#### Written request:
Report how many lines of the following entries include the string "document"; respond with the number alone.
+++ Raw data +++
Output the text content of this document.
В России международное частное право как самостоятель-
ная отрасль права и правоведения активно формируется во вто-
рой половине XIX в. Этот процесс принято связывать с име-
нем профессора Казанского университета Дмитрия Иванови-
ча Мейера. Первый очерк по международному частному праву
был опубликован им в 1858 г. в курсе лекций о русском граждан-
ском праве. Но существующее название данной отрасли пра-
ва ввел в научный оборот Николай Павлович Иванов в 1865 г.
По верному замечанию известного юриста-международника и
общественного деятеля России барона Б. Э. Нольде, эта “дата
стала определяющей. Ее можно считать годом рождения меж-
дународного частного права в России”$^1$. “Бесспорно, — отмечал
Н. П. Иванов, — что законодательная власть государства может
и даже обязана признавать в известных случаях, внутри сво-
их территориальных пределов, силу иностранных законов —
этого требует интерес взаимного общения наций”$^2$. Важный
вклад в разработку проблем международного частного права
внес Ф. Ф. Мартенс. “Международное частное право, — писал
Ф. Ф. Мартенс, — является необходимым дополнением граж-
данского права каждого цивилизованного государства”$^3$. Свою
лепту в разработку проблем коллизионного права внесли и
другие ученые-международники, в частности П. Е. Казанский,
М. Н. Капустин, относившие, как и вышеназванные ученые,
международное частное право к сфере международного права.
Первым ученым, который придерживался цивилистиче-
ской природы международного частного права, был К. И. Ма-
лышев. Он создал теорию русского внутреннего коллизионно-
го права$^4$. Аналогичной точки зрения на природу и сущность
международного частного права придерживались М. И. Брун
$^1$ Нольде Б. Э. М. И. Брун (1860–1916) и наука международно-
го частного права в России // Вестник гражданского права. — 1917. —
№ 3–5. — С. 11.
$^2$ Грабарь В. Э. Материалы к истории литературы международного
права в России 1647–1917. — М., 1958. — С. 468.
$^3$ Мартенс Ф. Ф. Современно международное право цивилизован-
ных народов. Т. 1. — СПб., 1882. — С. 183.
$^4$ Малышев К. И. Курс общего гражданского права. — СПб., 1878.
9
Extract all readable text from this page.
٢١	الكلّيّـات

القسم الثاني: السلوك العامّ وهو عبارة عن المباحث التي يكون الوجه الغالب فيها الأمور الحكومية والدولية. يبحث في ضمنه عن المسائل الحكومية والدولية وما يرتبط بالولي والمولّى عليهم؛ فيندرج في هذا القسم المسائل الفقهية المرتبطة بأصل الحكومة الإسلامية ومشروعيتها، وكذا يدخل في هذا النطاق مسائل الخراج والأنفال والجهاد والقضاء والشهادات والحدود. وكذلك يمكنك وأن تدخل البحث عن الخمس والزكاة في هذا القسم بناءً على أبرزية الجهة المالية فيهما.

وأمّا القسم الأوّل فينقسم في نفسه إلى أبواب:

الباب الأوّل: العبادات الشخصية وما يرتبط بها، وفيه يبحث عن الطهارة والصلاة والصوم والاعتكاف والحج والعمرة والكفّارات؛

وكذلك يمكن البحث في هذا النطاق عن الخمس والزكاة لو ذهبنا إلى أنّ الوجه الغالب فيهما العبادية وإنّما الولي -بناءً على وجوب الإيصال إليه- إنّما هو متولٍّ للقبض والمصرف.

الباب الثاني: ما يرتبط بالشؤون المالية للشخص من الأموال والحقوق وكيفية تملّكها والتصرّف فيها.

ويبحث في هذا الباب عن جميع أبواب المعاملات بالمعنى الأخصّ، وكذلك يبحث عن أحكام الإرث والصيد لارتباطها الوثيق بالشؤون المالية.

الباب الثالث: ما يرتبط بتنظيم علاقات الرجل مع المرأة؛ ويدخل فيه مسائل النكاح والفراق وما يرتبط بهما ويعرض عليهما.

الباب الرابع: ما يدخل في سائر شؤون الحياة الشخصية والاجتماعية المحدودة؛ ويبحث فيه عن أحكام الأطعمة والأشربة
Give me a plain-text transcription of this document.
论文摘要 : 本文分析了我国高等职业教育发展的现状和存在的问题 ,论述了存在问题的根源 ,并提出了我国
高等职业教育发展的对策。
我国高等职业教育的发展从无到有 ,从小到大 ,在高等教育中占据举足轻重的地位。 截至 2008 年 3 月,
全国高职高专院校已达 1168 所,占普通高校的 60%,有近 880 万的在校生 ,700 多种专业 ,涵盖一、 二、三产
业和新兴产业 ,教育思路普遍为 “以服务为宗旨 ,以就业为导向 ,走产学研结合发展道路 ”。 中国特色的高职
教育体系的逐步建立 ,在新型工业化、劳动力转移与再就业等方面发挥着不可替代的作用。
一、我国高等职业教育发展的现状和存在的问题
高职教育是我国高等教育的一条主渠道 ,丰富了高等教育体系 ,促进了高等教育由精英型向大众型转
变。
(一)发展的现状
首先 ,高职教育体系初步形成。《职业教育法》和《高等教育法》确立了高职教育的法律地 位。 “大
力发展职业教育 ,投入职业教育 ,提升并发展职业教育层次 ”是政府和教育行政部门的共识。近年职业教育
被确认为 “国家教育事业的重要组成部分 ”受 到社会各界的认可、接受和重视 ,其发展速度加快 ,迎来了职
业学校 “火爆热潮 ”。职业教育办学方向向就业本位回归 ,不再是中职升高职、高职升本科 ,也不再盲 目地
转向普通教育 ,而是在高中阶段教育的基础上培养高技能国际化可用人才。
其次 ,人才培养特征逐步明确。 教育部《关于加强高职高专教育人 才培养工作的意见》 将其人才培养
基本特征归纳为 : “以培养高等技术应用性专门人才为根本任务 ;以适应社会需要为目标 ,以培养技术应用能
+++
#### Expected output:
2